> **Recorded data**
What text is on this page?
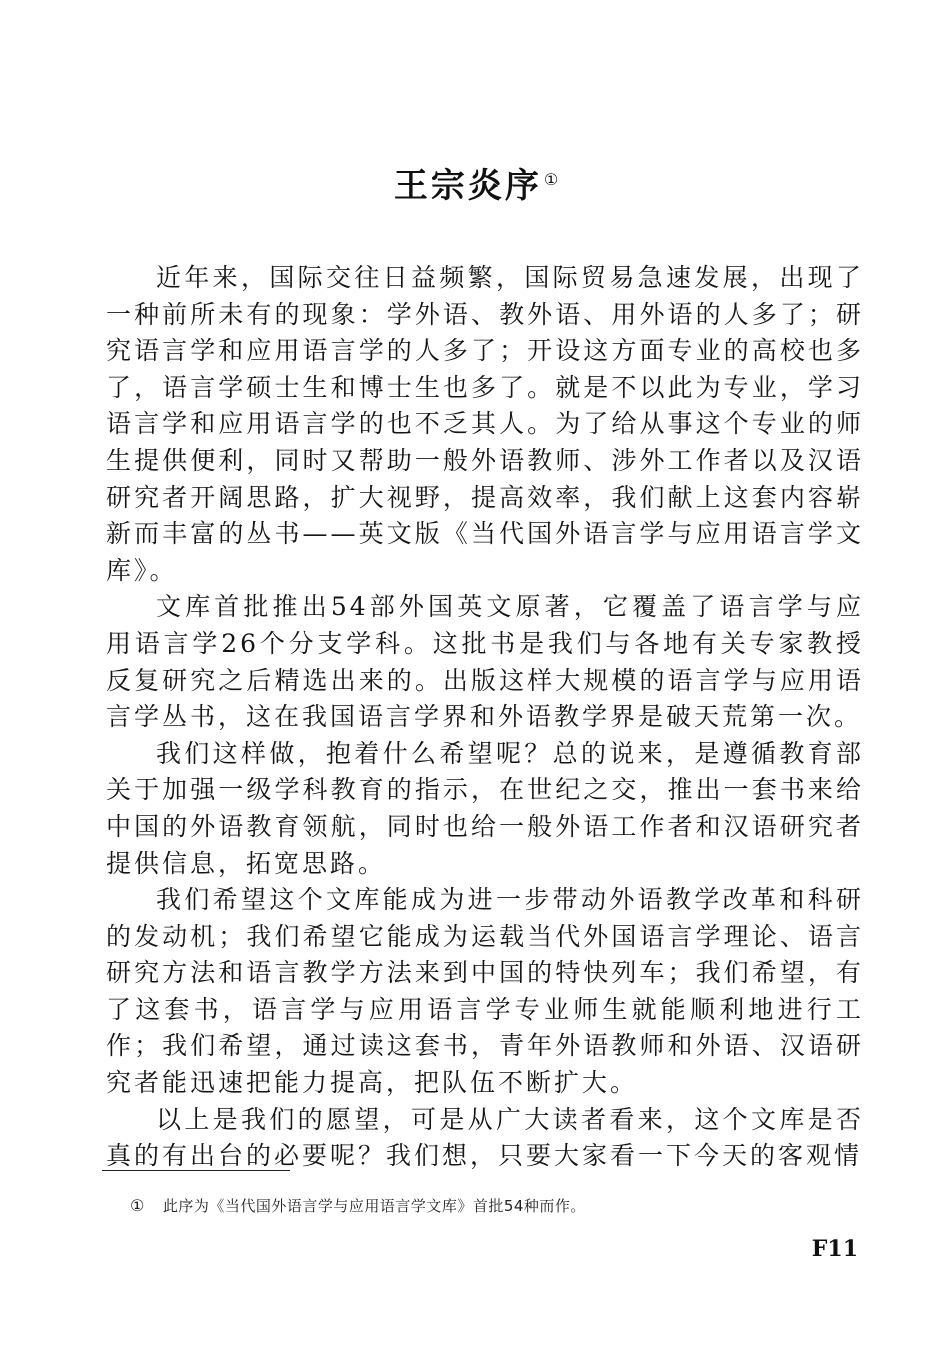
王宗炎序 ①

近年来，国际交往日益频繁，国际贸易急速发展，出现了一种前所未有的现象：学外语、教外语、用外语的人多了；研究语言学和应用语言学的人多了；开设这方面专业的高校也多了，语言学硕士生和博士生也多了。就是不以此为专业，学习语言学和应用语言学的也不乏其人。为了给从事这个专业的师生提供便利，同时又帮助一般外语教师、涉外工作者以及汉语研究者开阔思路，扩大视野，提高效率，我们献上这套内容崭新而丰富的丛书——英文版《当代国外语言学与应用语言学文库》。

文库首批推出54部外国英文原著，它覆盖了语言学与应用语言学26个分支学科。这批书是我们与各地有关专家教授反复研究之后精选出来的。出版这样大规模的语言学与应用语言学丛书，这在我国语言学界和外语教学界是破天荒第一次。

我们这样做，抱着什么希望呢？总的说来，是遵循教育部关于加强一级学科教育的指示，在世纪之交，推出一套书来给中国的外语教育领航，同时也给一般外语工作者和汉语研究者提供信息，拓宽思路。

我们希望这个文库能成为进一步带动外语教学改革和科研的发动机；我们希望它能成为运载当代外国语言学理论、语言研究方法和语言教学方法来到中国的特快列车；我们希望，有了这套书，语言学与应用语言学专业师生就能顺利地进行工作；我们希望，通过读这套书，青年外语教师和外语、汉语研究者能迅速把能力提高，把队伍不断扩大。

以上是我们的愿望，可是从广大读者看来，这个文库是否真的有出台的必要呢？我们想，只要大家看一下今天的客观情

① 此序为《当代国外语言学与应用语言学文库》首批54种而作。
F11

* * *

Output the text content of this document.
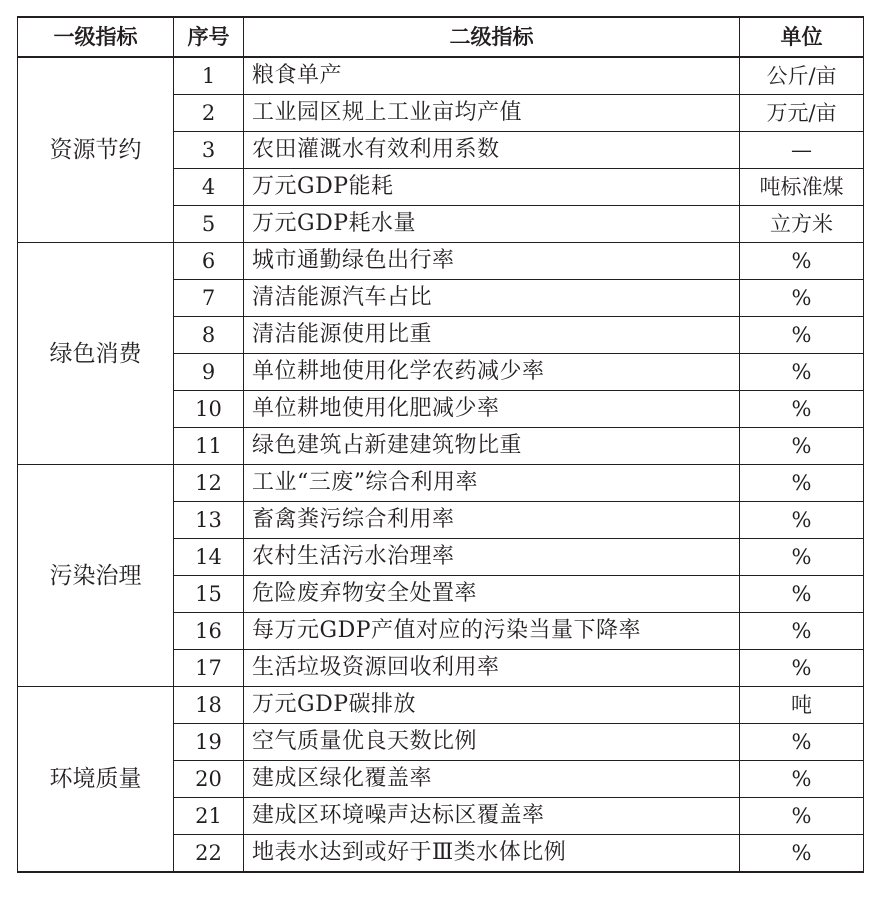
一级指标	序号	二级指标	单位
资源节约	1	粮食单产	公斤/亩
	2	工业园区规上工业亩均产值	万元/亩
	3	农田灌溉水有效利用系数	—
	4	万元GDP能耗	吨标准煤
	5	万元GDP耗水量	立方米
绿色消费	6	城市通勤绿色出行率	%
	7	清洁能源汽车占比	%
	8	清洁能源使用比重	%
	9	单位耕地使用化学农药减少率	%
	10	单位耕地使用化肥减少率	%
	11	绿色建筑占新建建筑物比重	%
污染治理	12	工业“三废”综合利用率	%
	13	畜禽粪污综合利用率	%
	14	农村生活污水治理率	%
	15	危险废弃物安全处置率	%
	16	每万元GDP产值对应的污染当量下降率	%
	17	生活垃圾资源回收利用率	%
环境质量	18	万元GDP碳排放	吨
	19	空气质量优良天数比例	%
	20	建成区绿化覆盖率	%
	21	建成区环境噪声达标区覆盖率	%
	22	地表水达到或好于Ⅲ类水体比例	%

* * *

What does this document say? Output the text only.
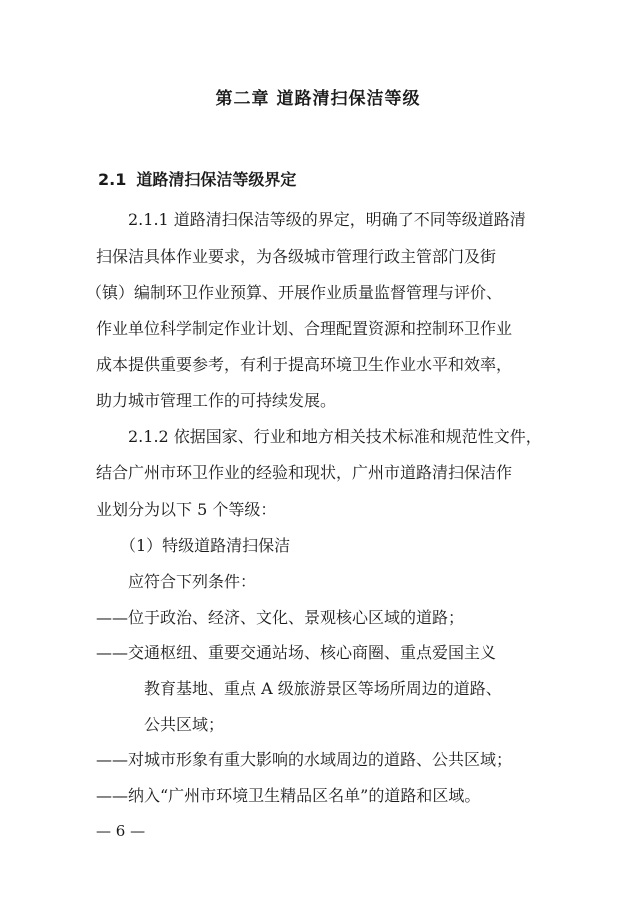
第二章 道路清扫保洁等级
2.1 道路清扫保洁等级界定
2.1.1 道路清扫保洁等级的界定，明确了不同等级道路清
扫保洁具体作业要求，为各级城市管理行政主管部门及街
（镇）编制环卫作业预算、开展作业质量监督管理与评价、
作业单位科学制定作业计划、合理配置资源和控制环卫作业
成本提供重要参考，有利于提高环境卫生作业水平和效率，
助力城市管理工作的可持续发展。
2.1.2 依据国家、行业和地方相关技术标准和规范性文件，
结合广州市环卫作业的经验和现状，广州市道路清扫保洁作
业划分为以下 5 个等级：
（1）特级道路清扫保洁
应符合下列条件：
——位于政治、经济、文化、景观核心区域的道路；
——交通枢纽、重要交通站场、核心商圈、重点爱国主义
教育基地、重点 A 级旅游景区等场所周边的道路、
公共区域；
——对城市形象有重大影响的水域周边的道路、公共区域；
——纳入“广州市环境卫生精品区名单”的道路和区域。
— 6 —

> **Exercise goal**
Copy each line of the listing that holds the word "Output".

> **Final result**
Output the text content of this document.
What does this document say? Output the text only.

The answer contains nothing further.